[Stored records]
========================================

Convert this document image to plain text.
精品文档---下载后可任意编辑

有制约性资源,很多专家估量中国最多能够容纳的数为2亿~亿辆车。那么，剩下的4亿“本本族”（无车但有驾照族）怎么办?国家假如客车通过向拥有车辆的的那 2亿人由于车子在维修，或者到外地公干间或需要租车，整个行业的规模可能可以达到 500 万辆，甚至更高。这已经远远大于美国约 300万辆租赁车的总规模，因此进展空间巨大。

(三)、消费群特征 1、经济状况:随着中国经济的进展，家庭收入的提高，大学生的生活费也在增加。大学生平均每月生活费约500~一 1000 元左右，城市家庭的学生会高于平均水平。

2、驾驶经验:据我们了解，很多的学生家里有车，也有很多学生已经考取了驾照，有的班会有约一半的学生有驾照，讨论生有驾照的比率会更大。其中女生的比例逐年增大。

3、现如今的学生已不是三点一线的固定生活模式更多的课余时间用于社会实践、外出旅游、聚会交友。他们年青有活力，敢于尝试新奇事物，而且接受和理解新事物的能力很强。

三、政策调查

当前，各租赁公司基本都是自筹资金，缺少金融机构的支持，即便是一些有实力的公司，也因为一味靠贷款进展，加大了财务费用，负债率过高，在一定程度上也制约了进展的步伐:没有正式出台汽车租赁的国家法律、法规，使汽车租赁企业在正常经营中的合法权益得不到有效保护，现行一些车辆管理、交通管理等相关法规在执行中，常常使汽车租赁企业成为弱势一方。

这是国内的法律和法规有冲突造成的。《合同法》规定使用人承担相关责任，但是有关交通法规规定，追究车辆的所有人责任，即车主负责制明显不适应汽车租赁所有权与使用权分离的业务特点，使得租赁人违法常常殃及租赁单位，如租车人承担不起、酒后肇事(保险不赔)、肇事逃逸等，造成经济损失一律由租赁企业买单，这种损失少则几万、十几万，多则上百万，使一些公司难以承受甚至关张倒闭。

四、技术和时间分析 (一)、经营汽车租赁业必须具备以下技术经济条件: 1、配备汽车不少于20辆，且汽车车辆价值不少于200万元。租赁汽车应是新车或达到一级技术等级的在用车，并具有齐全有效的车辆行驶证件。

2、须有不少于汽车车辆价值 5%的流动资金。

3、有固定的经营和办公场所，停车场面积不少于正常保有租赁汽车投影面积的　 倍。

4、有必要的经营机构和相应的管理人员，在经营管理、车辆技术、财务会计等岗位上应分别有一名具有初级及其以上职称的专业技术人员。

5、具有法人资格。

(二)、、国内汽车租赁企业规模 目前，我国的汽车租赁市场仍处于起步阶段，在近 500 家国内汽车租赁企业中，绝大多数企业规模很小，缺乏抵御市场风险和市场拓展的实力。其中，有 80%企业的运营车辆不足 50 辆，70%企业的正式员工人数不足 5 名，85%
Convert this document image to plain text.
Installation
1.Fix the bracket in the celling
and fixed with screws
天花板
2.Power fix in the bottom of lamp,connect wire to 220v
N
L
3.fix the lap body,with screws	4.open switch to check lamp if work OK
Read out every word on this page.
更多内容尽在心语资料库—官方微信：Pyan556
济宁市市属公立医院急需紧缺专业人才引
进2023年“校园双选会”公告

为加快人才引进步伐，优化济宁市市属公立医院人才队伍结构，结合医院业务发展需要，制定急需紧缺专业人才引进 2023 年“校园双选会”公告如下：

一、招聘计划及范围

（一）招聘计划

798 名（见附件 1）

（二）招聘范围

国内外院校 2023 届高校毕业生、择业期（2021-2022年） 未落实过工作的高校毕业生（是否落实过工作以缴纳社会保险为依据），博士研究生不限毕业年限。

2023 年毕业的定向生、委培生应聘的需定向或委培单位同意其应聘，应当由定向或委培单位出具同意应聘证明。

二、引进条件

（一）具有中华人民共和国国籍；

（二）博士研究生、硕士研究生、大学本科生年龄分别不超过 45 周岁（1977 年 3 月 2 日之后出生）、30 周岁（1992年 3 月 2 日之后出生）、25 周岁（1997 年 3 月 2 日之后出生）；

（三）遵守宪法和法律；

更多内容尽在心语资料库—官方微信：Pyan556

========================================

→ Given exercise: Count each line of the data where the word "校园双选会" appears, then reply with the total only.

→ Solution for this task: 2